### What you should do
Report the number of lines in the entries below that include the word "username", and nothing else.

### Records
####

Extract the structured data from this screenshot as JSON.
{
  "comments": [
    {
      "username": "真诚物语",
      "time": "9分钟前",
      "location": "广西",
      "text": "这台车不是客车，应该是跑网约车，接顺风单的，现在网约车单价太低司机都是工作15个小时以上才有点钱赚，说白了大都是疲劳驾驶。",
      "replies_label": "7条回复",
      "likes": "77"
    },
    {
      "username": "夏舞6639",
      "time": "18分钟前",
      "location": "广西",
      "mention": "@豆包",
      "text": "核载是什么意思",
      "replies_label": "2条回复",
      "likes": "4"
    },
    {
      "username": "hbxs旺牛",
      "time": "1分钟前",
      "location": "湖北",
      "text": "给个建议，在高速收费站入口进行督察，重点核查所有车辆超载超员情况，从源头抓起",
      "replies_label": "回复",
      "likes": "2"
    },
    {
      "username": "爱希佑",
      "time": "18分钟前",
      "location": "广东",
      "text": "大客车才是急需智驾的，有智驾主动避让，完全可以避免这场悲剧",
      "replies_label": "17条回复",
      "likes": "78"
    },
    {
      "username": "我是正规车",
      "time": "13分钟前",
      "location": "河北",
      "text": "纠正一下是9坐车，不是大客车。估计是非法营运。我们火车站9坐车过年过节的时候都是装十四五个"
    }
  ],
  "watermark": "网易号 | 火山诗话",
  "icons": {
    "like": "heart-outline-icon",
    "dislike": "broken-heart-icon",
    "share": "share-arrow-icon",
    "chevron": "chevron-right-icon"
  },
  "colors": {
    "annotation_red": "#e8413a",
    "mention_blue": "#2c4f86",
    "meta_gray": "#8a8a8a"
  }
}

####

### Solution
5